* TASK DIRECTIONS
Copy out every line of the items from the very beginning down to and including the line that contains "- annotation-marker: [82, 158, 107, 183]".

[Annotated element listings]
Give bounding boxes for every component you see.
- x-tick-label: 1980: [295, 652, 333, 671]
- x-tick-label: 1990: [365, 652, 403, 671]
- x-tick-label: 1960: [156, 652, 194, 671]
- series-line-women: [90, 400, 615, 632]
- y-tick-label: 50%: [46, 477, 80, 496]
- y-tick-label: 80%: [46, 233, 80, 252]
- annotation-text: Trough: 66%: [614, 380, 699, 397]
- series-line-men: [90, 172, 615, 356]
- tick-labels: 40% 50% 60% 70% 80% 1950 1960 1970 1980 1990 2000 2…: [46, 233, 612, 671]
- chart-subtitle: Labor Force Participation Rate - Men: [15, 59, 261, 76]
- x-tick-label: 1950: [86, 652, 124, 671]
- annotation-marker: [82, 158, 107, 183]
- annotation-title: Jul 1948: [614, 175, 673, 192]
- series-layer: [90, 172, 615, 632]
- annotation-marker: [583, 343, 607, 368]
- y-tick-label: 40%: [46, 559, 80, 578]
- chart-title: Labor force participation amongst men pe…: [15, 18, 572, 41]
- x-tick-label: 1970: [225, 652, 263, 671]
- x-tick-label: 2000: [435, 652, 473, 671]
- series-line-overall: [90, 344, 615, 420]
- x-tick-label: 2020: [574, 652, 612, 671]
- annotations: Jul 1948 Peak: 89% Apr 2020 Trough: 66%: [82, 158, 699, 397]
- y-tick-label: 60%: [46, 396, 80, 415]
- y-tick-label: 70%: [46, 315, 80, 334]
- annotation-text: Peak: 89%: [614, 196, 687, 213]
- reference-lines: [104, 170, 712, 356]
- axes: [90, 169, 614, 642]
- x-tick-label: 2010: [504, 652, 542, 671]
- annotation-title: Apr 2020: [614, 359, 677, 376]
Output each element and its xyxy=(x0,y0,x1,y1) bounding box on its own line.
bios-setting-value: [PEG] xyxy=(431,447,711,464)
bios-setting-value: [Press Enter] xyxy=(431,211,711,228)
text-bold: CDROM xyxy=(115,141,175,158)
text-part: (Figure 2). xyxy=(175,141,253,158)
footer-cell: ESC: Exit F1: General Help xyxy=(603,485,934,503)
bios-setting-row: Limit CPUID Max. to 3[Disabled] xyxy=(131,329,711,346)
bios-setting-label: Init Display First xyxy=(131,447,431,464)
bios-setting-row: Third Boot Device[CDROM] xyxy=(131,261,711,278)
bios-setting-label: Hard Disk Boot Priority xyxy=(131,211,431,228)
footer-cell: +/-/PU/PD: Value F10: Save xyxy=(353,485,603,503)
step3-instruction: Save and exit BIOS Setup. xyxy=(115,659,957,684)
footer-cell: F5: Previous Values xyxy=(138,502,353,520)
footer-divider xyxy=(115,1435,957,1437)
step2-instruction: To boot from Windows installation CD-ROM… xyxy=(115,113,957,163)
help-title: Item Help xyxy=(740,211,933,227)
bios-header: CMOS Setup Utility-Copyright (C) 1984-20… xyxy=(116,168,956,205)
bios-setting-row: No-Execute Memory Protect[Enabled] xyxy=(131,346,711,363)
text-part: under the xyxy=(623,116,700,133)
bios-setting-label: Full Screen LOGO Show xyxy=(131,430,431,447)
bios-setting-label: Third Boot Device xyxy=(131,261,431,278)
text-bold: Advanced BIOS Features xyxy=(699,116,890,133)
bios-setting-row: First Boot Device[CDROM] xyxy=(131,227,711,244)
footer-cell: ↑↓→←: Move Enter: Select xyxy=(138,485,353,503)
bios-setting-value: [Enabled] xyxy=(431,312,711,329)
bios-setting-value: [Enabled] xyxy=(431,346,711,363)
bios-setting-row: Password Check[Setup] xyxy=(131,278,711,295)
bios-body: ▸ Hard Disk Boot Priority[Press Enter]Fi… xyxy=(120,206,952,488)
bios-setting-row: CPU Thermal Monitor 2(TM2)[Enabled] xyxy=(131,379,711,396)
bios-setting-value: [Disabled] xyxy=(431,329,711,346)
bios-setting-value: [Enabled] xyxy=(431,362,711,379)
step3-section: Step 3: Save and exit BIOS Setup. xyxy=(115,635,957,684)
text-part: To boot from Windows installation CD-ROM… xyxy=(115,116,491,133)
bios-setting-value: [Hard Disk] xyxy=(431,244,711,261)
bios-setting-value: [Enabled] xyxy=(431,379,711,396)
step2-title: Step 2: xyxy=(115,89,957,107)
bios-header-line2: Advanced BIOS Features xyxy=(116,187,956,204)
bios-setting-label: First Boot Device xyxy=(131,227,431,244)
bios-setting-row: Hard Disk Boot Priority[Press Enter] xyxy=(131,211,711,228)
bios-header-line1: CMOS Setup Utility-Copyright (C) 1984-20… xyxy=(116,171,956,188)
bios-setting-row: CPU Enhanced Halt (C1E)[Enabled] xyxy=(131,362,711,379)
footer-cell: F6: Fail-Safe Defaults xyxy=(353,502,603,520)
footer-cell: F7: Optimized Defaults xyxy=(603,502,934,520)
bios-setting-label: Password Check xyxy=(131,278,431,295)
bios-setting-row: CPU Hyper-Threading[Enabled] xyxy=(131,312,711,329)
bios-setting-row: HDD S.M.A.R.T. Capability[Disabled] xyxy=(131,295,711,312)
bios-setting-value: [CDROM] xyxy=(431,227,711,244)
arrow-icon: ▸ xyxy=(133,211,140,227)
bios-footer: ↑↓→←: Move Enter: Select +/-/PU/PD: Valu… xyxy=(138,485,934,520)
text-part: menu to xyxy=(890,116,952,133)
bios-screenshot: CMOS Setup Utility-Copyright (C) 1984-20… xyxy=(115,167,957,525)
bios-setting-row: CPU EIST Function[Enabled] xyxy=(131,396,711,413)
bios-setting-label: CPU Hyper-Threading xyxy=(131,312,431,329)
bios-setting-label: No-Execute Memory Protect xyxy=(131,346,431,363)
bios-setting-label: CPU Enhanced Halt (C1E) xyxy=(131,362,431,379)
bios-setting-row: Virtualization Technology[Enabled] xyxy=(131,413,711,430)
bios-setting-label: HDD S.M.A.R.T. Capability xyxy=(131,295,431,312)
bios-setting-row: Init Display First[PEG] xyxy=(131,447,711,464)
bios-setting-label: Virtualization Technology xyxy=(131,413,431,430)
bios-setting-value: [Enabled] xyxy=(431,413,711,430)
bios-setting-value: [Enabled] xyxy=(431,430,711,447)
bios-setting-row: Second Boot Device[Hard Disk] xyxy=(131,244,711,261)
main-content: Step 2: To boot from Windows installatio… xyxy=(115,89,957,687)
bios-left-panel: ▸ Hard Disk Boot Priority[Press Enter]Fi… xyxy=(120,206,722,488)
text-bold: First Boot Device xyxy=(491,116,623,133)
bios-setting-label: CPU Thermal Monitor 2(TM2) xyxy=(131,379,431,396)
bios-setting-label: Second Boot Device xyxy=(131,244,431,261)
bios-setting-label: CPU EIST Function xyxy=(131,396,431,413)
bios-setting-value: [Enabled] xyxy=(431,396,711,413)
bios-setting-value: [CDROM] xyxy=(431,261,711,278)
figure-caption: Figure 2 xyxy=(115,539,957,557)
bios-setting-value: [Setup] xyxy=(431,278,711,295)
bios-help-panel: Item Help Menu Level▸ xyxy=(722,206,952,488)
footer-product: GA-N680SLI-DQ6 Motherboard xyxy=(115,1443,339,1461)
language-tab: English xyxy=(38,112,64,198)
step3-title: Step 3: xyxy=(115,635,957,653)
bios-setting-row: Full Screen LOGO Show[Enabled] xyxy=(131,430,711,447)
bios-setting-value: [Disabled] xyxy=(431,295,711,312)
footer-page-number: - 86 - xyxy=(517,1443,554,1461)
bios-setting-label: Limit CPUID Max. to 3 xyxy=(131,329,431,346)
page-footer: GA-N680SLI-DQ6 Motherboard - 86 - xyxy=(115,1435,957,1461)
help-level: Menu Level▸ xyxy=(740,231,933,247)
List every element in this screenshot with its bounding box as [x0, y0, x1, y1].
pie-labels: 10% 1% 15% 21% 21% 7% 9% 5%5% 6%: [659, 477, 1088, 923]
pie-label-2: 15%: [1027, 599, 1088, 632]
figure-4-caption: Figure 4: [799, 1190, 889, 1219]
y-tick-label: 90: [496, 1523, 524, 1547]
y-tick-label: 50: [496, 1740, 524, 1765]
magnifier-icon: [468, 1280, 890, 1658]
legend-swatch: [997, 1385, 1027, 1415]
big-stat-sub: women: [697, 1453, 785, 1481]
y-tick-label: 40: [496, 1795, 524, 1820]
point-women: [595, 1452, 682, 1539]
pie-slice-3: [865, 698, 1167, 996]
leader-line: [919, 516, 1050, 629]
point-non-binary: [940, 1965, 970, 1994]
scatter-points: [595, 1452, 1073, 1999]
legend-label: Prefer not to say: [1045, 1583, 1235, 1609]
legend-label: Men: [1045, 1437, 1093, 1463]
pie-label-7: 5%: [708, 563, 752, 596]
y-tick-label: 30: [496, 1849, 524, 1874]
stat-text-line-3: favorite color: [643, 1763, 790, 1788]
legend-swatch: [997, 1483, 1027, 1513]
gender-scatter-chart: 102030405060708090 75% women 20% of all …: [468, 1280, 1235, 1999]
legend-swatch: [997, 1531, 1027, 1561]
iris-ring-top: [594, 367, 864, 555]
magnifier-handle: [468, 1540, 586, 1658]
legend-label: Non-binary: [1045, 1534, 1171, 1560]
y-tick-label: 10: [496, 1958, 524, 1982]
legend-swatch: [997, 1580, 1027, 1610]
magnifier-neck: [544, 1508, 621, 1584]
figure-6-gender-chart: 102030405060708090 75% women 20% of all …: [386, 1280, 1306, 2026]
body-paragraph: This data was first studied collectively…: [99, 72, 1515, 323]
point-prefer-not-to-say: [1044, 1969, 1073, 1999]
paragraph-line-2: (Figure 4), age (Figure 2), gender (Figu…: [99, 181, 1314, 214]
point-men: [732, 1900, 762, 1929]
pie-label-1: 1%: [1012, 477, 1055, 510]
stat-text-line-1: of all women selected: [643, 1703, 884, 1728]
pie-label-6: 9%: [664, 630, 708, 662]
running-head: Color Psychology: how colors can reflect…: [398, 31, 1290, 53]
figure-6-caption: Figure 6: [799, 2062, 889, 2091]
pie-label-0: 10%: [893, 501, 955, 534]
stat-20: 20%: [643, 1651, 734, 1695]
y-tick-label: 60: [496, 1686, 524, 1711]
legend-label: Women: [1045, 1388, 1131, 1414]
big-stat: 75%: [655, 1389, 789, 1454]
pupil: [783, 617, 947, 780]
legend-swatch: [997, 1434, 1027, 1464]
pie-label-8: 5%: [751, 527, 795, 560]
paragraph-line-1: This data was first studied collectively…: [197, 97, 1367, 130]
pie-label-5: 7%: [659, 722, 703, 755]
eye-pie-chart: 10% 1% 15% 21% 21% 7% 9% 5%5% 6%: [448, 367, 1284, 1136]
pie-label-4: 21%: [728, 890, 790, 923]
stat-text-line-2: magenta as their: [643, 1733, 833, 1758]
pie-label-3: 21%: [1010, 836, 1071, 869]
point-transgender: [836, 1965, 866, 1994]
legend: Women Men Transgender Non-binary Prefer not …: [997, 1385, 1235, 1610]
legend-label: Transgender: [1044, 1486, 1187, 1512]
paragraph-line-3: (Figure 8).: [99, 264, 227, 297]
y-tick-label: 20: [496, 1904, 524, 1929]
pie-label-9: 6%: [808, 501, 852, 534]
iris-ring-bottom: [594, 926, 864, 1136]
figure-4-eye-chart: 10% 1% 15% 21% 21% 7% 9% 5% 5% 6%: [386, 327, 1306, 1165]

* RESULT
Give bounding boxes for every component you see.
- x-tick-label: 1980: [295, 652, 333, 671]
- x-tick-label: 1990: [365, 652, 403, 671]
- x-tick-label: 1960: [156, 652, 194, 671]
- series-line-women: [90, 400, 615, 632]
- y-tick-label: 50%: [46, 477, 80, 496]
- y-tick-label: 80%: [46, 233, 80, 252]
- annotation-text: Trough: 66%: [614, 380, 699, 397]
- series-line-men: [90, 172, 615, 356]
- tick-labels: 40% 50% 60% 70% 80% 1950 1960 1970 1980 1990 2000 2…: [46, 233, 612, 671]
- chart-subtitle: Labor Force Participation Rate - Men: [15, 59, 261, 76]
- x-tick-label: 1950: [86, 652, 124, 671]
- annotation-marker: [82, 158, 107, 183]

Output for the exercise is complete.